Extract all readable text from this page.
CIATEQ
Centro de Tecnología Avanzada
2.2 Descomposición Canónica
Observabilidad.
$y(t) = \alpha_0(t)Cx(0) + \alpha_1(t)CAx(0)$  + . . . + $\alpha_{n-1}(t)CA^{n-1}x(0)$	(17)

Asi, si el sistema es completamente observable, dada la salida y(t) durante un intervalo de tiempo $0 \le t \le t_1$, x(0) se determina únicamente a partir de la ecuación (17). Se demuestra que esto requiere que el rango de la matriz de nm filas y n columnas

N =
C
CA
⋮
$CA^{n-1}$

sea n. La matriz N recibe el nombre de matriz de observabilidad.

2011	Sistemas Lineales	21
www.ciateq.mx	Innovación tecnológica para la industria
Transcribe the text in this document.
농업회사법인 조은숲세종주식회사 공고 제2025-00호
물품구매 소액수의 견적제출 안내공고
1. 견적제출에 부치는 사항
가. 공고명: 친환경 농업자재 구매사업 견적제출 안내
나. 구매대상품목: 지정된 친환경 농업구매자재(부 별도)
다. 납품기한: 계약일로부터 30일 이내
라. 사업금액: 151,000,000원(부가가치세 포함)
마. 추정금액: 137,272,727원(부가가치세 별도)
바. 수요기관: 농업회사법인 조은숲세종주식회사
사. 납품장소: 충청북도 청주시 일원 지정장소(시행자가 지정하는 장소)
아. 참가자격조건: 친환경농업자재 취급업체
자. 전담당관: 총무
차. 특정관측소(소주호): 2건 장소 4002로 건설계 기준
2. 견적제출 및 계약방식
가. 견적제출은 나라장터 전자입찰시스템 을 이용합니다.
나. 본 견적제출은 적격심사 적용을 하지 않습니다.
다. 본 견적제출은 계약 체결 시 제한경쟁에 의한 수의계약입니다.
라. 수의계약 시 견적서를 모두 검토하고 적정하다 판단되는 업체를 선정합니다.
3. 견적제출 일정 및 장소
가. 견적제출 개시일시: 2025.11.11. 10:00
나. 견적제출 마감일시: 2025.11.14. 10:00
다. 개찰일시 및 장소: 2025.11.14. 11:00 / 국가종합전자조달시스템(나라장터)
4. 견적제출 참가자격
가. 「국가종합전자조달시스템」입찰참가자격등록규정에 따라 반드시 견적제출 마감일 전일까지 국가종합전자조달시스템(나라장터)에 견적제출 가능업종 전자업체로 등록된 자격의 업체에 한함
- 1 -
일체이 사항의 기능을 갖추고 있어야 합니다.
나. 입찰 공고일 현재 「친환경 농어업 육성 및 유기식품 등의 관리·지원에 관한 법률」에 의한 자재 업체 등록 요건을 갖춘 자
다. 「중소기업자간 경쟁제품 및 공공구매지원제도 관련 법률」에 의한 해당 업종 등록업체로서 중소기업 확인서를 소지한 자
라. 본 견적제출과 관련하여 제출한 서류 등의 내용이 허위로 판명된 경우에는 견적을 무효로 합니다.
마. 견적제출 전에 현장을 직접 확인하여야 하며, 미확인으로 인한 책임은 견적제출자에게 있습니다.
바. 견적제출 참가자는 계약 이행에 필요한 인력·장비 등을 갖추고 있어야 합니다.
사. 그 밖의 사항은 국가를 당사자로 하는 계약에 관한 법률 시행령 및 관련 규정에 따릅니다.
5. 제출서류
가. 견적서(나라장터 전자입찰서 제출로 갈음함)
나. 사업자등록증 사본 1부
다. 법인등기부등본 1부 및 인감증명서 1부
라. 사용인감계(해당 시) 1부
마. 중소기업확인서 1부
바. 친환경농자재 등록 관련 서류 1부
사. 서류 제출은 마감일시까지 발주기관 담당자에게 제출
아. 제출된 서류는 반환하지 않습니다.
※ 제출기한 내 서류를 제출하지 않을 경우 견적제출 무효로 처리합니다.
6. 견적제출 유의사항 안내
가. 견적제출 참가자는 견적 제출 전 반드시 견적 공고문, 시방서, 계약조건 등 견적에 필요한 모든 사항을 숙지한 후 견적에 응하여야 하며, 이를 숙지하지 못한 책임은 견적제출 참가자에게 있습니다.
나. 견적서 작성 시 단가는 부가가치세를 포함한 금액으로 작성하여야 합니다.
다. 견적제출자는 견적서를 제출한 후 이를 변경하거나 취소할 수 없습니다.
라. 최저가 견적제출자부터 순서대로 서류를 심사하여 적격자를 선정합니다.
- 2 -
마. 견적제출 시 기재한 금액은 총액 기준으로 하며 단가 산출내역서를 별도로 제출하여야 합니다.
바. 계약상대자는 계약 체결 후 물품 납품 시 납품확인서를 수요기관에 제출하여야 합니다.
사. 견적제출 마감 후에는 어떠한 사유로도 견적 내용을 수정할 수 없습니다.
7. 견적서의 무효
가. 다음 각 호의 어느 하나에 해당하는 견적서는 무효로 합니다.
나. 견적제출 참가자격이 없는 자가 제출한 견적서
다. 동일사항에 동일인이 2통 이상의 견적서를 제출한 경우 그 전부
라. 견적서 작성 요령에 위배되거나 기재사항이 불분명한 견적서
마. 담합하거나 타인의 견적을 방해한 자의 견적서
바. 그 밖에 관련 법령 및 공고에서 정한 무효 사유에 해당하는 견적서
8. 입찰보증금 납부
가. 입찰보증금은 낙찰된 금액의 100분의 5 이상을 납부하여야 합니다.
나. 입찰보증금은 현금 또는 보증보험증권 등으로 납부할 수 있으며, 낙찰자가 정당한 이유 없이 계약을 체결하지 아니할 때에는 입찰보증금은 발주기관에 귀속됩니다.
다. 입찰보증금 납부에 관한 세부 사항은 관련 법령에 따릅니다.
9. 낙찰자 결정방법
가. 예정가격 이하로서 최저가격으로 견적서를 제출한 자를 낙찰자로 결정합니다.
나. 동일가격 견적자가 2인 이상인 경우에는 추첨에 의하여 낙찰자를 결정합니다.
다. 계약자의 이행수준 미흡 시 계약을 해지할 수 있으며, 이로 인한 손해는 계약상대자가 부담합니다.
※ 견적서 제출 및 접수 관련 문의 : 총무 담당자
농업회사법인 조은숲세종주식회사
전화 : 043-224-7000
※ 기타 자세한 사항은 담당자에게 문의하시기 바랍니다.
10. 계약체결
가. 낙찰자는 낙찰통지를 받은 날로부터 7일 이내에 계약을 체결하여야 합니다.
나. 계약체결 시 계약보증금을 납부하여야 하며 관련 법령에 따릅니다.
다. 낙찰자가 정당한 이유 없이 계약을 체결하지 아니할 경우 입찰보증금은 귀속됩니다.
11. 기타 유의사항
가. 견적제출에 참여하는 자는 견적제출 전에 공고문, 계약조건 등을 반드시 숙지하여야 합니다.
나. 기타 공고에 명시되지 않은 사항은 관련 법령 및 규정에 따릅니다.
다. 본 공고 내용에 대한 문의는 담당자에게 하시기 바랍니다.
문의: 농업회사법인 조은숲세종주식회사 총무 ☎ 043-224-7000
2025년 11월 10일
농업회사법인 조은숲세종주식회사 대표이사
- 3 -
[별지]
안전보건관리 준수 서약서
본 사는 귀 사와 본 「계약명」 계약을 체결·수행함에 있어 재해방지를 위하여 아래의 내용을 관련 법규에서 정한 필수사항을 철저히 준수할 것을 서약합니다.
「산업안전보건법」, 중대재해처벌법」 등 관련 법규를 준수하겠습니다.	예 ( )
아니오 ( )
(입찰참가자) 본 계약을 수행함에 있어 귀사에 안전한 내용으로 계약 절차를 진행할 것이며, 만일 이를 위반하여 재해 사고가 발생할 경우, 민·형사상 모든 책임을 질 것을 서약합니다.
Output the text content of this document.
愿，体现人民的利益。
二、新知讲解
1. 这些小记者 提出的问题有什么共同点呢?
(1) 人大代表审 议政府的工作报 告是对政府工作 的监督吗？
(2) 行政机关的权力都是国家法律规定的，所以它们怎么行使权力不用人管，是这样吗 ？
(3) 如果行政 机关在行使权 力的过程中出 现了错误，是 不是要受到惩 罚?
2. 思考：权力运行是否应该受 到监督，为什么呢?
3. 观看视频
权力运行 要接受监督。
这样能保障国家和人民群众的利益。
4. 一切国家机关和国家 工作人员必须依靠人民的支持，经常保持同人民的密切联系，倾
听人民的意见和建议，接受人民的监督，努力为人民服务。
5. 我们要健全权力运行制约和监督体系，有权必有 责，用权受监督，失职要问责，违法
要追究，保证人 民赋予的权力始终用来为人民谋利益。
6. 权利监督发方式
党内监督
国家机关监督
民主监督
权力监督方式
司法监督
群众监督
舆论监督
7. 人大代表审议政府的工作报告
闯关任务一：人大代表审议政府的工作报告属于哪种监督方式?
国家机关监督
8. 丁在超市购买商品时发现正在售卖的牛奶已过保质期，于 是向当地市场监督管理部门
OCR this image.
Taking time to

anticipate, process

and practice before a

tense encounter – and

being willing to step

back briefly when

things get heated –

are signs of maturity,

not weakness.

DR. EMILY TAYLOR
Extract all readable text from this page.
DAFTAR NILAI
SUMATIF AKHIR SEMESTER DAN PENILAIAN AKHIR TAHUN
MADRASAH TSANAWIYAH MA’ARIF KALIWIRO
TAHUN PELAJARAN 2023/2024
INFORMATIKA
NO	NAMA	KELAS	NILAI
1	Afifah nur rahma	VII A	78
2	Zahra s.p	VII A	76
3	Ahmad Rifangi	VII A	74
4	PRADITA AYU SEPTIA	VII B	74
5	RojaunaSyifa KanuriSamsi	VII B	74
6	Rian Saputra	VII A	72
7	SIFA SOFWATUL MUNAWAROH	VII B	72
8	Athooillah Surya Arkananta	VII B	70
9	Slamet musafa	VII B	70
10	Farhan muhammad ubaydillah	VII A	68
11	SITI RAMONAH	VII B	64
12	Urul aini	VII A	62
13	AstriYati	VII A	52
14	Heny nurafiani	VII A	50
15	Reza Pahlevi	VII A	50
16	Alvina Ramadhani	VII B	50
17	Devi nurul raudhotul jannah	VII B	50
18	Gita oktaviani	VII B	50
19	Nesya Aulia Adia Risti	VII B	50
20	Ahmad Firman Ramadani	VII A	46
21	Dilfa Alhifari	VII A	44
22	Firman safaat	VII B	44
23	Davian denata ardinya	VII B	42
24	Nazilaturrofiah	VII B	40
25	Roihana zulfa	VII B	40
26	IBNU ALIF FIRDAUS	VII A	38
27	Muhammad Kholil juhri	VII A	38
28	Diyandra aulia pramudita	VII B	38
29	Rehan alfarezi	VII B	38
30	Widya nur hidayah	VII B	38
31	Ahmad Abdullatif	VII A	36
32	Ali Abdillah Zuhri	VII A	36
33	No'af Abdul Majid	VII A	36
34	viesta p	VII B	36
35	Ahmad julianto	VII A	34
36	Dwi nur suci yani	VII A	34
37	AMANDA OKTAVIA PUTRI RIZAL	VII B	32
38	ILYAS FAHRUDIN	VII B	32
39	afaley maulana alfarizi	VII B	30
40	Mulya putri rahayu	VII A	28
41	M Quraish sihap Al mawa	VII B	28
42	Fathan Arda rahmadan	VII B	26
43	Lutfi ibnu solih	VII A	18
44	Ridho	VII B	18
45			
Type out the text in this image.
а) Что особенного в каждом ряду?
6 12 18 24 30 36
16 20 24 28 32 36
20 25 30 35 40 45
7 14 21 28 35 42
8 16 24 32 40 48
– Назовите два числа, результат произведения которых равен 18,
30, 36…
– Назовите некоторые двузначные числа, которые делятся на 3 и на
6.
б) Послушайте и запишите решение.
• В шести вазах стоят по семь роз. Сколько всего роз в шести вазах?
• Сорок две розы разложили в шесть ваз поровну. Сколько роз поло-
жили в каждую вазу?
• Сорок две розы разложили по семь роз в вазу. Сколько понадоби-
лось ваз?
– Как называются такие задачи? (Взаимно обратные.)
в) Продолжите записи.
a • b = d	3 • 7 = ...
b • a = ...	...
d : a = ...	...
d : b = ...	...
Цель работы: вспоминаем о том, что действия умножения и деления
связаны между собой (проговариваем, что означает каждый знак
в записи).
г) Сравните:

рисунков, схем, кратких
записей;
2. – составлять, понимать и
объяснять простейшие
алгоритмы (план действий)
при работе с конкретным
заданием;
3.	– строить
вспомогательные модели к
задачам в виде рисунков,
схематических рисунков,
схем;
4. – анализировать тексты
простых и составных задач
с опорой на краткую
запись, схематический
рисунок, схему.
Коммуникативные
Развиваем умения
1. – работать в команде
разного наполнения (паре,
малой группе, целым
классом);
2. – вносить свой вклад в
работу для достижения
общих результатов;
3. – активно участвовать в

Written request: A number is the only answer here: how many lines of the material above contain "수행함에"?

Answer for this exercise: 2